### Instructions for the task
Skip the pictures and extract all of the lines exactly as written.

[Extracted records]
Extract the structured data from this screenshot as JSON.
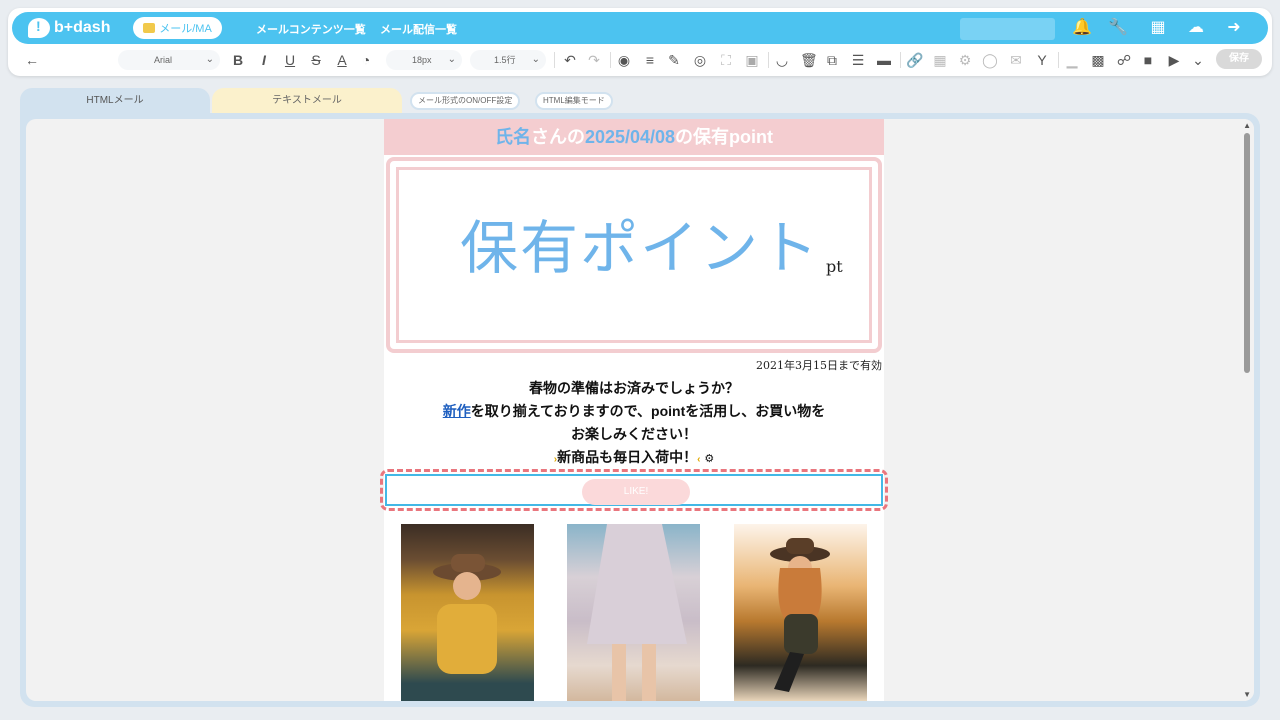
{
  "nav": {
    "logo_text": "b+dash",
    "active_pill": "メール/MA",
    "links": [
      "メールコンテンツ一覧",
      "メール配信一覧"
    ]
  },
  "toolbar": {
    "font_family": "Arial",
    "font_size": "18px",
    "line_height": "1.5行",
    "save_label": "保存"
  },
  "tabs": {
    "html": "HTMLメール",
    "text": "テキストメール",
    "format_toggle": "メール形式のON/OFF設定",
    "html_edit_mode": "HTML編集モード"
  },
  "email": {
    "header_pre": "氏名",
    "header_mid1": "さんの",
    "header_date": "2025/04/08",
    "header_mid2": "の保有",
    "header_post": "point",
    "points_label": "保有ポイント",
    "points_unit": "pt",
    "valid_until": "2021年3月15日まで有効",
    "line1": "春物の準備はお済みでしょうか？",
    "line2_link": "新作",
    "line2_rest": "を取り揃えておりますので、pointを活用し、お買い物を",
    "line3": "お楽しみください！",
    "line4": "新商品も毎日入荷中！",
    "like_button": "LIKE!"
  },
  "colors": {
    "accent": "#4cc3f0",
    "pink": "#f4cdd0",
    "blue_text": "#6fb4ea",
    "selection": "#e9767e"
  }
}
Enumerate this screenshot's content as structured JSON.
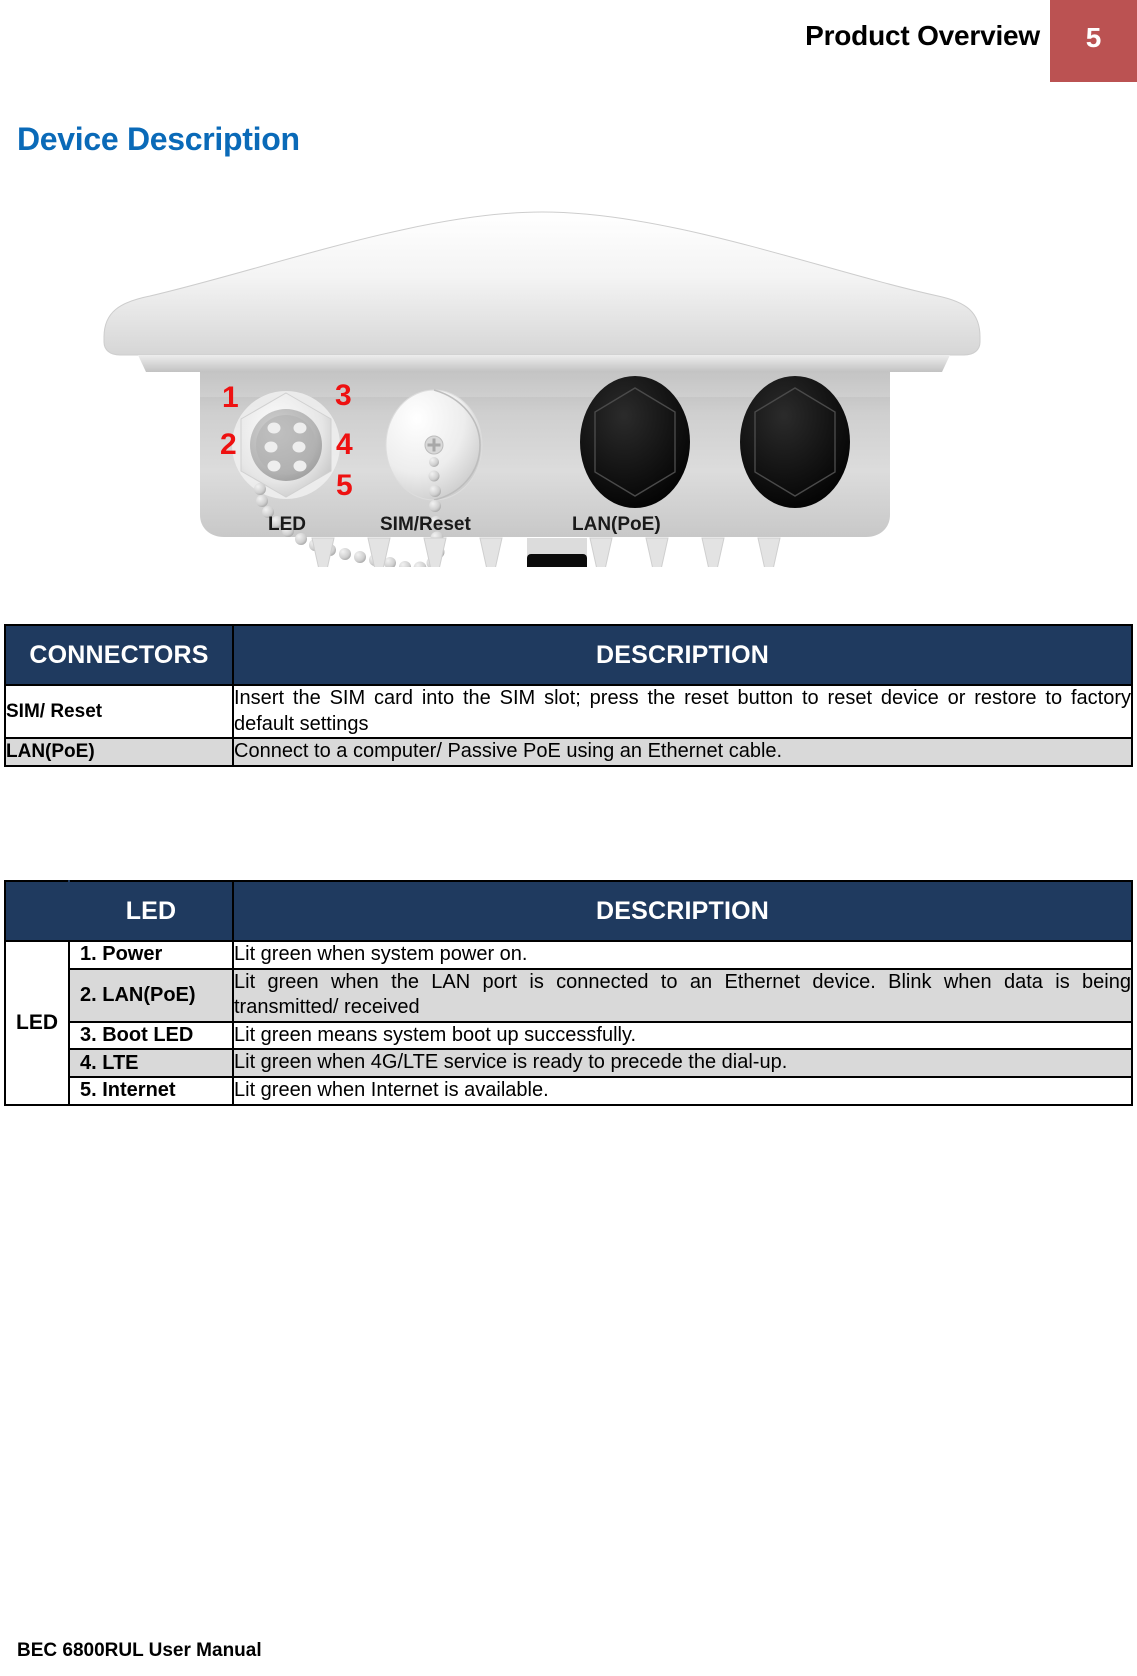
{
  "header": {
    "title": "Product Overview",
    "page_number": "5",
    "accent_color": "#BB5252"
  },
  "section": {
    "title": "Device Description",
    "title_color": "#0A6AB8"
  },
  "figure": {
    "alt": "BEC 6800RUL outdoor access point bottom view",
    "callouts": [
      "1",
      "2",
      "3",
      "4",
      "5"
    ],
    "callout_color": "#EE1111",
    "port_labels": [
      "LED",
      "SIM/Reset",
      "LAN(PoE)"
    ]
  },
  "connectors_table": {
    "headers": [
      "CONNECTORS",
      "DESCRIPTION"
    ],
    "header_bg": "#1F3A5F",
    "rows": [
      {
        "label": "SIM/ Reset",
        "description": "Insert the SIM card into the SIM slot; press the reset button to reset device or restore to factory default settings",
        "shaded": false
      },
      {
        "label": "LAN(PoE)",
        "description": "Connect to a computer/ Passive PoE using an Ethernet cable.",
        "shaded": true
      }
    ]
  },
  "led_table": {
    "headers": [
      "LED",
      "DESCRIPTION"
    ],
    "header_bg": "#1F3A5F",
    "group_label": "LED",
    "rows": [
      {
        "label": "1. Power",
        "description": "Lit green when system power on.",
        "shaded": false
      },
      {
        "label": "2. LAN(PoE)",
        "description": "Lit green when the LAN port is connected to an Ethernet device. Blink when data is being transmitted/ received",
        "shaded": true
      },
      {
        "label": "3. Boot LED",
        "description": "Lit green means system boot up successfully.",
        "shaded": false
      },
      {
        "label": "4. LTE",
        "description": "Lit green when 4G/LTE service is ready to precede the dial-up.",
        "shaded": true
      },
      {
        "label": "5. Internet",
        "description": "Lit green when Internet is available.",
        "shaded": false
      }
    ]
  },
  "footer": {
    "text": "BEC 6800RUL User Manual"
  }
}
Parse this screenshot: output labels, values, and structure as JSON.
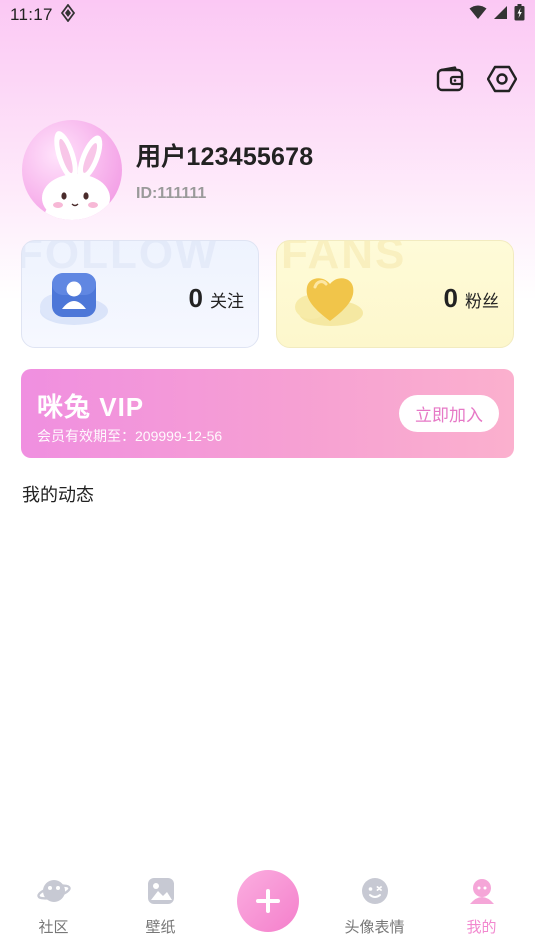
{
  "status_bar": {
    "time": "11:17",
    "icons": [
      "app-notification-icon",
      "wifi-icon",
      "signal-icon",
      "battery-icon"
    ]
  },
  "header": {
    "actions": [
      "wallet-icon",
      "settings-icon"
    ]
  },
  "profile": {
    "username": "用户123455678",
    "user_id": "ID:111111",
    "avatar_icon": "bunny-avatar"
  },
  "stats": {
    "follow": {
      "watermark": "FOLLOW",
      "count": "0",
      "label": "关注",
      "icon": "user-card-icon"
    },
    "fans": {
      "watermark": "FANS",
      "count": "0",
      "label": "粉丝",
      "icon": "heart-icon"
    }
  },
  "vip": {
    "title": "咪兔 VIP",
    "expiry": "会员有效期至：209999-12-56",
    "join_label": "立即加入"
  },
  "section": {
    "title": "我的动态"
  },
  "bottom_nav": {
    "items": [
      {
        "label": "社区",
        "icon": "planet-icon"
      },
      {
        "label": "壁纸",
        "icon": "image-icon"
      },
      {
        "label": "",
        "icon": "plus-icon"
      },
      {
        "label": "头像表情",
        "icon": "smiley-icon"
      },
      {
        "label": "我的",
        "icon": "profile-icon"
      }
    ],
    "active_index": 4
  },
  "colors": {
    "accent": "#f288cf",
    "header_gradient_top": "#fbc8f4",
    "vip_gradient_start": "#f08fe0",
    "vip_gradient_end": "#fbb0ce"
  }
}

### Reply
Extract the structured data from this screenshot as JSON.
{
  "nav": {
    "logo_text": "b+dash",
    "active_pill": "メール/MA",
    "links": [
      "メールコンテンツ一覧",
      "メール配信一覧"
    ]
  },
  "toolbar": {
    "font_family": "Arial",
    "font_size": "18px",
    "line_height": "1.5行",
    "save_label": "保存"
  },
  "tabs": {
    "html": "HTMLメール",
    "text": "テキストメール",
    "format_toggle": "メール形式のON/OFF設定",
    "html_edit_mode": "HTML編集モード"
  },
  "email": {
    "header_pre": "氏名",
    "header_mid1": "さんの",
    "header_date": "2025/04/08",
    "header_mid2": "の保有",
    "header_post": "point",
    "points_label": "保有ポイント",
    "points_unit": "pt",
    "valid_until": "2021年3月15日まで有効",
    "line1": "春物の準備はお済みでしょうか？",
    "line2_link": "新作",
    "line2_rest": "を取り揃えておりますので、pointを活用し、お買い物を",
    "line3": "お楽しみください！",
    "line4": "新商品も毎日入荷中！",
    "like_button": "LIKE!"
  },
  "colors": {
    "accent": "#4cc3f0",
    "pink": "#f4cdd0",
    "blue_text": "#6fb4ea",
    "selection": "#e9767e"
  }
}
Enumerate this screenshot's content as structured JSON.
{
  "header": {
    "title": "Product Overview",
    "page_number": "5",
    "accent_color": "#BB5252"
  },
  "section": {
    "title": "Device Description",
    "title_color": "#0A6AB8"
  },
  "figure": {
    "alt": "BEC 6800RUL outdoor access point bottom view",
    "callouts": [
      "1",
      "2",
      "3",
      "4",
      "5"
    ],
    "callout_color": "#EE1111",
    "port_labels": [
      "LED",
      "SIM/Reset",
      "LAN(PoE)"
    ]
  },
  "connectors_table": {
    "headers": [
      "CONNECTORS",
      "DESCRIPTION"
    ],
    "header_bg": "#1F3A5F",
    "rows": [
      {
        "label": "SIM/ Reset",
        "description": "Insert the SIM card into the SIM slot; press the reset button to reset device or restore to factory default settings",
        "shaded": false
      },
      {
        "label": "LAN(PoE)",
        "description": "Connect to a computer/ Passive PoE using an Ethernet cable.",
        "shaded": true
      }
    ]
  },
  "led_table": {
    "headers": [
      "LED",
      "DESCRIPTION"
    ],
    "header_bg": "#1F3A5F",
    "group_label": "LED",
    "rows": [
      {
        "label": "1. Power",
        "description": "Lit green when system power on.",
        "shaded": false
      },
      {
        "label": "2. LAN(PoE)",
        "description": "Lit green when the LAN port is connected to an Ethernet device. Blink when data is being transmitted/ received",
        "shaded": true
      },
      {
        "label": "3. Boot LED",
        "description": "Lit green means system boot up successfully.",
        "shaded": false
      },
      {
        "label": "4. LTE",
        "description": "Lit green when 4G/LTE service is ready to precede the dial-up.",
        "shaded": true
      },
      {
        "label": "5. Internet",
        "description": "Lit green when Internet is available.",
        "shaded": false
      }
    ]
  },
  "footer": {
    "text": "BEC 6800RUL User Manual"
  }
}
Parse this screenshot: output labels, values, and structure as JSON.
{
  "status_bar": {
    "time": "11:17",
    "icons": [
      "app-notification-icon",
      "wifi-icon",
      "signal-icon",
      "battery-icon"
    ]
  },
  "header": {
    "actions": [
      "wallet-icon",
      "settings-icon"
    ]
  },
  "profile": {
    "username": "用户123455678",
    "user_id": "ID:111111",
    "avatar_icon": "bunny-avatar"
  },
  "stats": {
    "follow": {
      "watermark": "FOLLOW",
      "count": "0",
      "label": "关注",
      "icon": "user-card-icon"
    },
    "fans": {
      "watermark": "FANS",
      "count": "0",
      "label": "粉丝",
      "icon": "heart-icon"
    }
  },
  "vip": {
    "title": "咪兔 VIP",
    "expiry": "会员有效期至：209999-12-56",
    "join_label": "立即加入"
  },
  "section": {
    "title": "我的动态"
  },
  "bottom_nav": {
    "items": [
      {
        "label": "社区",
        "icon": "planet-icon"
      },
      {
        "label": "壁纸",
        "icon": "image-icon"
      },
      {
        "label": "",
        "icon": "plus-icon"
      },
      {
        "label": "头像表情",
        "icon": "smiley-icon"
      },
      {
        "label": "我的",
        "icon": "profile-icon"
      }
    ],
    "active_index": 4
  },
  "colors": {
    "accent": "#f288cf",
    "header_gradient_top": "#fbc8f4",
    "vip_gradient_start": "#f08fe0",
    "vip_gradient_end": "#fbb0ce"
  }
}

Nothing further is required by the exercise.